Source data:
(begin)

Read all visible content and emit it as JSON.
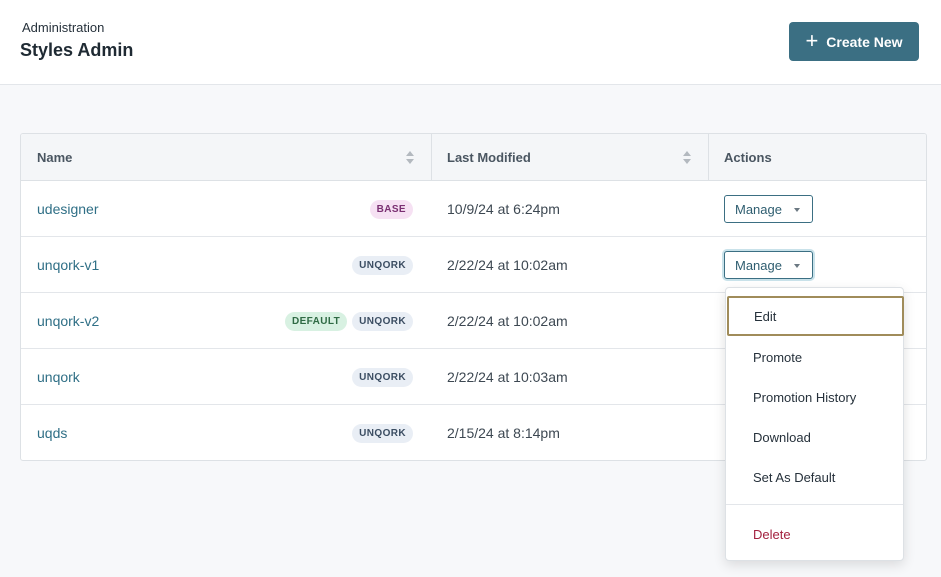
{
  "header": {
    "breadcrumb": "Administration",
    "title": "Styles Admin",
    "create_label": "Create New"
  },
  "table": {
    "columns": [
      "Name",
      "Last Modified",
      "Actions"
    ],
    "rows": [
      {
        "name": "udesigner",
        "badges": [
          "BASE"
        ],
        "modified": "10/9/24 at 6:24pm",
        "action": "Manage"
      },
      {
        "name": "unqork-v1",
        "badges": [
          "UNQORK"
        ],
        "modified": "2/22/24 at 10:02am",
        "action": "Manage"
      },
      {
        "name": "unqork-v2",
        "badges": [
          "DEFAULT",
          "UNQORK"
        ],
        "modified": "2/22/24 at 10:02am"
      },
      {
        "name": "unqork",
        "badges": [
          "UNQORK"
        ],
        "modified": "2/22/24 at 10:03am"
      },
      {
        "name": "uqds",
        "badges": [
          "UNQORK"
        ],
        "modified": "2/15/24 at 8:14pm"
      }
    ]
  },
  "menu": {
    "items": [
      "Edit",
      "Promote",
      "Promotion History",
      "Download",
      "Set As Default"
    ],
    "delete_label": "Delete"
  },
  "colors": {
    "primary": "#3b6f83",
    "link": "#2f6f86",
    "danger": "#a3213f",
    "focus_outline": "#a08c5a"
  }
}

(end)

> [WRITTEN REQUEST]:
Give back each entry exactly as it appears, with no pictures.

> [SOLUTION FOR THIS EXERCISE]:
Read all visible content and emit it as JSON.
{
  "header": {
    "breadcrumb": "Administration",
    "title": "Styles Admin",
    "create_label": "Create New"
  },
  "table": {
    "columns": [
      "Name",
      "Last Modified",
      "Actions"
    ],
    "rows": [
      {
        "name": "udesigner",
        "badges": [
          "BASE"
        ],
        "modified": "10/9/24 at 6:24pm",
        "action": "Manage"
      },
      {
        "name": "unqork-v1",
        "badges": [
          "UNQORK"
        ],
        "modified": "2/22/24 at 10:02am",
        "action": "Manage"
      },
      {
        "name": "unqork-v2",
        "badges": [
          "DEFAULT",
          "UNQORK"
        ],
        "modified": "2/22/24 at 10:02am"
      },
      {
        "name": "unqork",
        "badges": [
          "UNQORK"
        ],
        "modified": "2/22/24 at 10:03am"
      },
      {
        "name": "uqds",
        "badges": [
          "UNQORK"
        ],
        "modified": "2/15/24 at 8:14pm"
      }
    ]
  },
  "menu": {
    "items": [
      "Edit",
      "Promote",
      "Promotion History",
      "Download",
      "Set As Default"
    ],
    "delete_label": "Delete"
  },
  "colors": {
    "primary": "#3b6f83",
    "link": "#2f6f86",
    "danger": "#a3213f",
    "focus_outline": "#a08c5a"
  }
}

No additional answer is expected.